*Aim*
Tally the lines below that contain the word "icon", and give only that number.

•••••

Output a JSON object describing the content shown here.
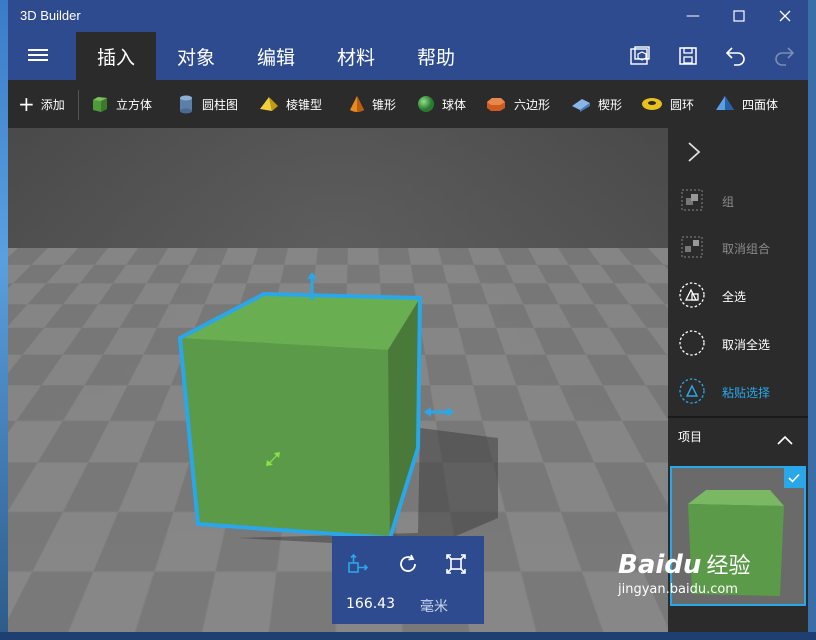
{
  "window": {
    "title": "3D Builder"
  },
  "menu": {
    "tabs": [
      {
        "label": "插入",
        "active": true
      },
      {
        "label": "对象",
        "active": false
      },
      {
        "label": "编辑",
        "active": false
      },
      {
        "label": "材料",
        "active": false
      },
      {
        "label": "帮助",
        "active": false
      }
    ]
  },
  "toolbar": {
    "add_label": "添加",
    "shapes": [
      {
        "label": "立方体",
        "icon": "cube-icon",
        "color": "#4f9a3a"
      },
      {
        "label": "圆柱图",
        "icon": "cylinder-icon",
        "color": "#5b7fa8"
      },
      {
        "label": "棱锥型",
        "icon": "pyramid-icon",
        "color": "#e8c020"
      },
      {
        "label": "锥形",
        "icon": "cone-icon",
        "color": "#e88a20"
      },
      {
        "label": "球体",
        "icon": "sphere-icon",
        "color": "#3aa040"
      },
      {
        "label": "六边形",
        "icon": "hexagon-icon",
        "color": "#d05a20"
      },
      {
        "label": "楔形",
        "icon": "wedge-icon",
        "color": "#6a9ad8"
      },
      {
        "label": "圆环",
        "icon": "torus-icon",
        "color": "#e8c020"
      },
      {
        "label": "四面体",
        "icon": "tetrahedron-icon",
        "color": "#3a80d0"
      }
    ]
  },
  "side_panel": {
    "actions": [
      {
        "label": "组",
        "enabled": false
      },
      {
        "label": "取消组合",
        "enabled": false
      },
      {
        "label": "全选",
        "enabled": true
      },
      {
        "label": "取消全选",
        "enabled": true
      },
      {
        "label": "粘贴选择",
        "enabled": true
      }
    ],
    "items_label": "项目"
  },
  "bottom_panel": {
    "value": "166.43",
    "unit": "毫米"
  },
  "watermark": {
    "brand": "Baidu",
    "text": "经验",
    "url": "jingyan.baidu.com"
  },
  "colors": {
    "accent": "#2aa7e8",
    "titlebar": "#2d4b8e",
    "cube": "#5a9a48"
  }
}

•••••

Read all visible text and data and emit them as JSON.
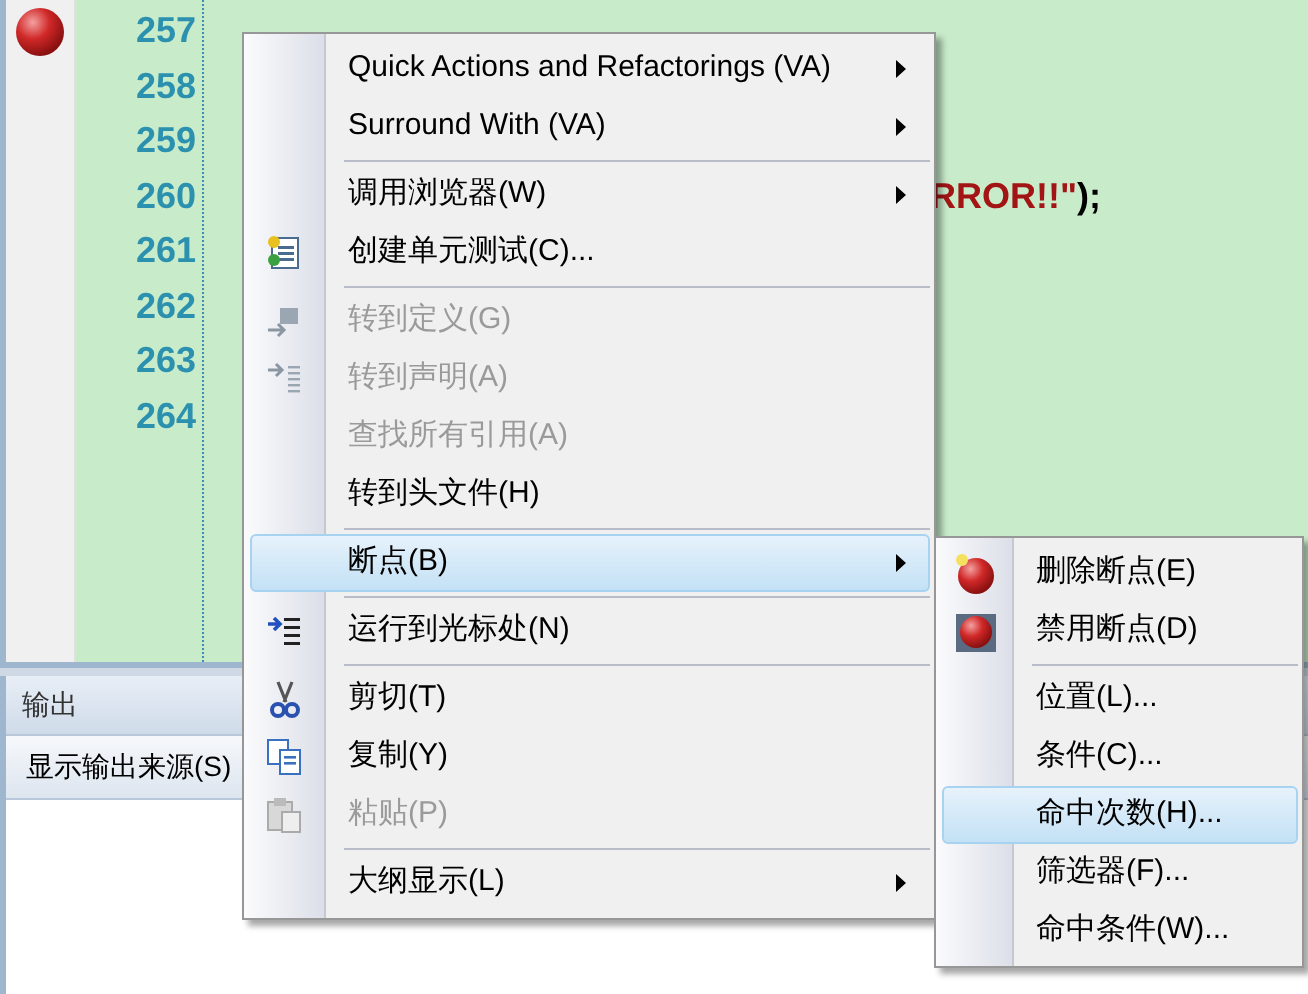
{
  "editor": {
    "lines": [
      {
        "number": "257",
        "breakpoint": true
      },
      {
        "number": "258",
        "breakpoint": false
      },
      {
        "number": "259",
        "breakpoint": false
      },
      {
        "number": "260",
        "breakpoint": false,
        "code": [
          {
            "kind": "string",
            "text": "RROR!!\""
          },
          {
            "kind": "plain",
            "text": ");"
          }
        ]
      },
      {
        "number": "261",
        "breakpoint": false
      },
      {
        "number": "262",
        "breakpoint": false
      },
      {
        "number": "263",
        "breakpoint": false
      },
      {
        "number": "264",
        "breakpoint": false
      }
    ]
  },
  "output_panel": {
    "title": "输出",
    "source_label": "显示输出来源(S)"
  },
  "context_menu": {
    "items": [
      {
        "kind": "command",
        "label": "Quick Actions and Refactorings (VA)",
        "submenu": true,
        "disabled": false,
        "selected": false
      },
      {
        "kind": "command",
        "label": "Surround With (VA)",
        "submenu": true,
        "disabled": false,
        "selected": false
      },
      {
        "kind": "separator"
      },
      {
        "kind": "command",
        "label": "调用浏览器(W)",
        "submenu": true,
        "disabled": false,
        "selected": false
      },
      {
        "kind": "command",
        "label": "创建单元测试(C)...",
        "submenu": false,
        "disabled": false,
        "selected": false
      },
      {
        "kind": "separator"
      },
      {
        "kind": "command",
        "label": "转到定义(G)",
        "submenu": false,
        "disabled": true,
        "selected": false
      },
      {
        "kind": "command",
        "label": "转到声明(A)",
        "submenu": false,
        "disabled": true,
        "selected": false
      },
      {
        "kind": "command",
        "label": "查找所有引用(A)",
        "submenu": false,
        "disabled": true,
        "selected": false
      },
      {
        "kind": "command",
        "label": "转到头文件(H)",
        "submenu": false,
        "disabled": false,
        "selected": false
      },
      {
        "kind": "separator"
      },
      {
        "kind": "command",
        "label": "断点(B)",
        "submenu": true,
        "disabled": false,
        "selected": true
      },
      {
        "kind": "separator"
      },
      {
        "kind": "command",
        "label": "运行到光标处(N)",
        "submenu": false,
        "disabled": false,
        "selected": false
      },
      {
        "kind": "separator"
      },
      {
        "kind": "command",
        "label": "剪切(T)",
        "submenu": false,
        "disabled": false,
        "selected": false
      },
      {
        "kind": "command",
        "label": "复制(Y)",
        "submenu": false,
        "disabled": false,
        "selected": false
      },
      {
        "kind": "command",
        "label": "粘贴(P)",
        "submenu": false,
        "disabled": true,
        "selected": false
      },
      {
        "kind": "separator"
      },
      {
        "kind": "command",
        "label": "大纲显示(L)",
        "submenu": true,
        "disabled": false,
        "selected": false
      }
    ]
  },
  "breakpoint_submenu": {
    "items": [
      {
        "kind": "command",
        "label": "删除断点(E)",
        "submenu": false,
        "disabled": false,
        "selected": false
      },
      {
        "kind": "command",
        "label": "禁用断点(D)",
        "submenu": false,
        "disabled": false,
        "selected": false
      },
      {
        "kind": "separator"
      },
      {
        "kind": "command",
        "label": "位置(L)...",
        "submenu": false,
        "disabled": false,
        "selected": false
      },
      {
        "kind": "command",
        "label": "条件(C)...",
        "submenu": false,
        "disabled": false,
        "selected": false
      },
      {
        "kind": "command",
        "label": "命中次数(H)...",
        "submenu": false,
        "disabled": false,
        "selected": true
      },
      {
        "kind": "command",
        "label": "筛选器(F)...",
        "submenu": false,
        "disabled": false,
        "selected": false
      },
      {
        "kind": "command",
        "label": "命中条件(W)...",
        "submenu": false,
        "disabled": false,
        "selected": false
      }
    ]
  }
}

•••••

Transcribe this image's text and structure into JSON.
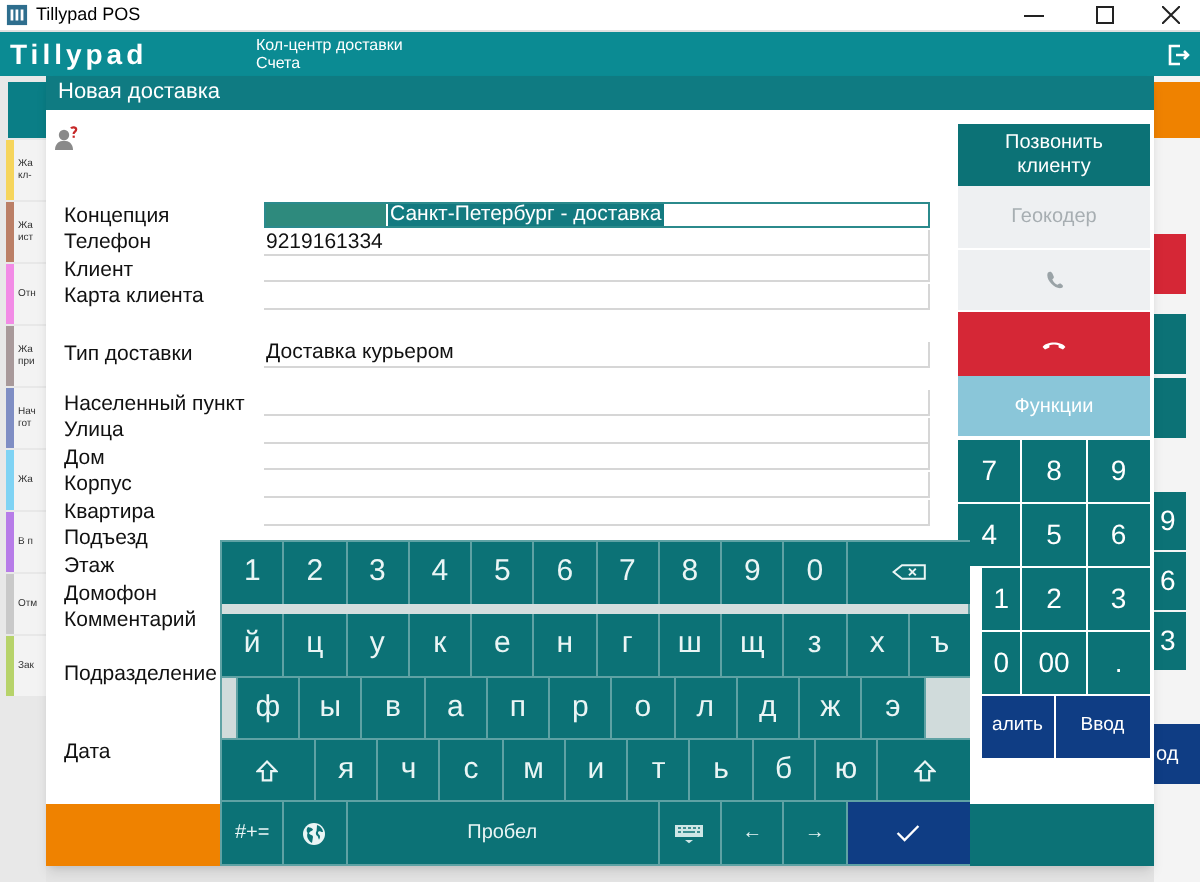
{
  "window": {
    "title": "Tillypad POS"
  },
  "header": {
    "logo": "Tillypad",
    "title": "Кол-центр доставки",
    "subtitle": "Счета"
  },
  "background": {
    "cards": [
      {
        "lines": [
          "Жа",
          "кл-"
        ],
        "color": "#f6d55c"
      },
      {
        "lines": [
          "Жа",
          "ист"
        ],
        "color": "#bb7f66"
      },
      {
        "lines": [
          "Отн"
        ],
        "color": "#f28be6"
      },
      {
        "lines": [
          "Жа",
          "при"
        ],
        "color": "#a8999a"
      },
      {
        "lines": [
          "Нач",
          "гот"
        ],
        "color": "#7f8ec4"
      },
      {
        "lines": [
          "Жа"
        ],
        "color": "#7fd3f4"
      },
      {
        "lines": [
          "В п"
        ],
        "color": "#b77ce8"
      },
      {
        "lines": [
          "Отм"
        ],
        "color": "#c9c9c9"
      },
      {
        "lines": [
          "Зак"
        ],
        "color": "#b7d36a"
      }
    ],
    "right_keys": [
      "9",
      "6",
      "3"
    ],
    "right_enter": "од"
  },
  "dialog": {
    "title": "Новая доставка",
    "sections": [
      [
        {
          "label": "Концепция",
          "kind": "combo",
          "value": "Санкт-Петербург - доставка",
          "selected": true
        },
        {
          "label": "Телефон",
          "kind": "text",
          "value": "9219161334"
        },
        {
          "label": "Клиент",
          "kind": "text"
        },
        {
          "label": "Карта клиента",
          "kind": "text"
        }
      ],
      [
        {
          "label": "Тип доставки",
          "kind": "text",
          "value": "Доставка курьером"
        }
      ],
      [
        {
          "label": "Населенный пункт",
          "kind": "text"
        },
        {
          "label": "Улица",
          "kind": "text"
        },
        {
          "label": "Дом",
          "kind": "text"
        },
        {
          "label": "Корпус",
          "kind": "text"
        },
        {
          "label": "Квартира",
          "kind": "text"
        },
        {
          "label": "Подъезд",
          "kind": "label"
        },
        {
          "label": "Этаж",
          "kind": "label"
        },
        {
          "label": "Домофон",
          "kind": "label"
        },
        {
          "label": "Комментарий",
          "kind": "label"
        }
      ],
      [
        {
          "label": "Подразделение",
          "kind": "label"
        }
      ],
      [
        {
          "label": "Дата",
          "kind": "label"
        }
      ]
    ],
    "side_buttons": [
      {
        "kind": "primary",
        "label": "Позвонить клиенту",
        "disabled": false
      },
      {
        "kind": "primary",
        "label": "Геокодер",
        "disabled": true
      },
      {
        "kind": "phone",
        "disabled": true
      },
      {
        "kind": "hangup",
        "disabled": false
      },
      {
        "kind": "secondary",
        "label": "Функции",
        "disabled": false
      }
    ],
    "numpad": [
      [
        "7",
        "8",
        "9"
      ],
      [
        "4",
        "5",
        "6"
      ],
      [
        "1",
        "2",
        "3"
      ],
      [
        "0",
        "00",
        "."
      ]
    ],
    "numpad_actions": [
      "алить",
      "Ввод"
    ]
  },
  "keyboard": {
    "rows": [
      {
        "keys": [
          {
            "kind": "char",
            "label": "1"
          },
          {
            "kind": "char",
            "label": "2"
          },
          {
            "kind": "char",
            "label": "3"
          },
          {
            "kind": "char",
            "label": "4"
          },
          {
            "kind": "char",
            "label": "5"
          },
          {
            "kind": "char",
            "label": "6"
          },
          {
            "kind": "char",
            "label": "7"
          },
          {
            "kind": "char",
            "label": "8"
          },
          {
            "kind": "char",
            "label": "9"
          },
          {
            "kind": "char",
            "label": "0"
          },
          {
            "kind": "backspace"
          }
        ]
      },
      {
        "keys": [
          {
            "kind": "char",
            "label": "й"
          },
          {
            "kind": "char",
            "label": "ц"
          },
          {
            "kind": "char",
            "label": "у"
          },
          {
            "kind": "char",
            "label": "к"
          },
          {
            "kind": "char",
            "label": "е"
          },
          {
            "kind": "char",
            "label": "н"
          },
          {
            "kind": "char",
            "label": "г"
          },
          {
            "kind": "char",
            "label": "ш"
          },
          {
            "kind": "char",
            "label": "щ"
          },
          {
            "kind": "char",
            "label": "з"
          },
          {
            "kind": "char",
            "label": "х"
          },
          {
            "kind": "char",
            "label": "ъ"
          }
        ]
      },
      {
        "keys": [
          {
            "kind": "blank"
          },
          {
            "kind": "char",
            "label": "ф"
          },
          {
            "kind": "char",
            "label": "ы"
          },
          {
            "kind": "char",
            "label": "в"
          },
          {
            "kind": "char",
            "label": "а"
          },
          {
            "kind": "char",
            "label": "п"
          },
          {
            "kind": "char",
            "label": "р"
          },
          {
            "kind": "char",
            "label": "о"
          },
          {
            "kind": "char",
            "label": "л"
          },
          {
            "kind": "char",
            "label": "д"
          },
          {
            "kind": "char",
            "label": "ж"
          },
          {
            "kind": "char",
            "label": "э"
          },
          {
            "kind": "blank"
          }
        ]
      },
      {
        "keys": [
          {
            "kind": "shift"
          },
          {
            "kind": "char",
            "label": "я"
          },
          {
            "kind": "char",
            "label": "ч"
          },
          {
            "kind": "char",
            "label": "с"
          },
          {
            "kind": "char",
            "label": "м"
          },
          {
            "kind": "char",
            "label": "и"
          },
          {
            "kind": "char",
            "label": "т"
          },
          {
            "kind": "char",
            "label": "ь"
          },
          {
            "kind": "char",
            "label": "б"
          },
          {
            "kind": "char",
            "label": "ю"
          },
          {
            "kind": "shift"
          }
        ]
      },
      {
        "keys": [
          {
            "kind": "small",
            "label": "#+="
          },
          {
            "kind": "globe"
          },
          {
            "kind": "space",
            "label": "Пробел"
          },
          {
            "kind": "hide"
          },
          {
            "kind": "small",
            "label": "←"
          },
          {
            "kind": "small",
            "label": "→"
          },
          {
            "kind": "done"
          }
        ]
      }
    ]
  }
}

•••••

*Correct answer*
9